## WHAT TO WORK ON
Reproduce the listing exactly, with no pictures in your copy.

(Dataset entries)
%%
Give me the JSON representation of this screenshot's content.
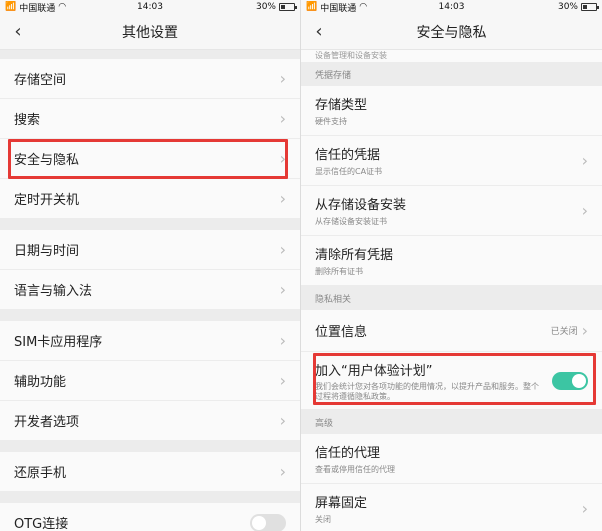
{
  "status_left": {
    "carrier": "中国联通",
    "time": "14:03",
    "battery": "30%"
  },
  "status_right": {
    "carrier": "中国联通",
    "time": "14:03",
    "battery": "30%"
  },
  "left": {
    "title": "其他设置",
    "rows": [
      "存储空间",
      "搜索",
      "安全与隐私",
      "定时开关机",
      "日期与时间",
      "语言与输入法",
      "SIM卡应用程序",
      "辅助功能",
      "开发者选项",
      "还原手机",
      "OTG连接"
    ]
  },
  "right": {
    "title": "安全与隐私",
    "partial_text": "设备管理和设备安装",
    "section_creds": "凭据存储",
    "storage_type": {
      "title": "存储类型",
      "sub": "硬件支持"
    },
    "trusted_creds": {
      "title": "信任的凭据",
      "sub": "显示信任的CA证书"
    },
    "install_storage": {
      "title": "从存储设备安装",
      "sub": "从存储设备安装证书"
    },
    "clear_creds": {
      "title": "清除所有凭据",
      "sub": "删除所有证书"
    },
    "section_privacy": "隐私相关",
    "location": {
      "title": "位置信息",
      "value": "已关闭"
    },
    "ux_plan": {
      "title": "加入“用户体验计划”",
      "desc": "我们会统计您对各项功能的使用情况，以提升产品和服务。整个过程将遵循隐私政策。"
    },
    "section_advanced": "高级",
    "trusted_agents": {
      "title": "信任的代理",
      "sub": "查看或停用信任的代理"
    },
    "screen_pin": {
      "title": "屏幕固定",
      "sub": "关闭"
    }
  },
  "colors": {
    "highlight": "#e53935",
    "toggle_on": "#3cc5a3"
  },
  "icons": {
    "back": "chevron-left-icon",
    "chevron": "chevron-right-icon",
    "signal": "signal-icon",
    "wifi": "wifi-icon",
    "battery": "battery-icon"
  }
}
%%
## FULL SOLUTION
Give me the JSON representation of this screenshot's content.
{
  "status_left": {
    "carrier": "中国联通",
    "time": "14:03",
    "battery": "30%"
  },
  "status_right": {
    "carrier": "中国联通",
    "time": "14:03",
    "battery": "30%"
  },
  "left": {
    "title": "其他设置",
    "rows": [
      "存储空间",
      "搜索",
      "安全与隐私",
      "定时开关机",
      "日期与时间",
      "语言与输入法",
      "SIM卡应用程序",
      "辅助功能",
      "开发者选项",
      "还原手机",
      "OTG连接"
    ]
  },
  "right": {
    "title": "安全与隐私",
    "partial_text": "设备管理和设备安装",
    "section_creds": "凭据存储",
    "storage_type": {
      "title": "存储类型",
      "sub": "硬件支持"
    },
    "trusted_creds": {
      "title": "信任的凭据",
      "sub": "显示信任的CA证书"
    },
    "install_storage": {
      "title": "从存储设备安装",
      "sub": "从存储设备安装证书"
    },
    "clear_creds": {
      "title": "清除所有凭据",
      "sub": "删除所有证书"
    },
    "section_privacy": "隐私相关",
    "location": {
      "title": "位置信息",
      "value": "已关闭"
    },
    "ux_plan": {
      "title": "加入“用户体验计划”",
      "desc": "我们会统计您对各项功能的使用情况，以提升产品和服务。整个过程将遵循隐私政策。"
    },
    "section_advanced": "高级",
    "trusted_agents": {
      "title": "信任的代理",
      "sub": "查看或停用信任的代理"
    },
    "screen_pin": {
      "title": "屏幕固定",
      "sub": "关闭"
    }
  },
  "colors": {
    "highlight": "#e53935",
    "toggle_on": "#3cc5a3"
  },
  "icons": {
    "back": "chevron-left-icon",
    "chevron": "chevron-right-icon",
    "signal": "signal-icon",
    "wifi": "wifi-icon",
    "battery": "battery-icon"
  }
}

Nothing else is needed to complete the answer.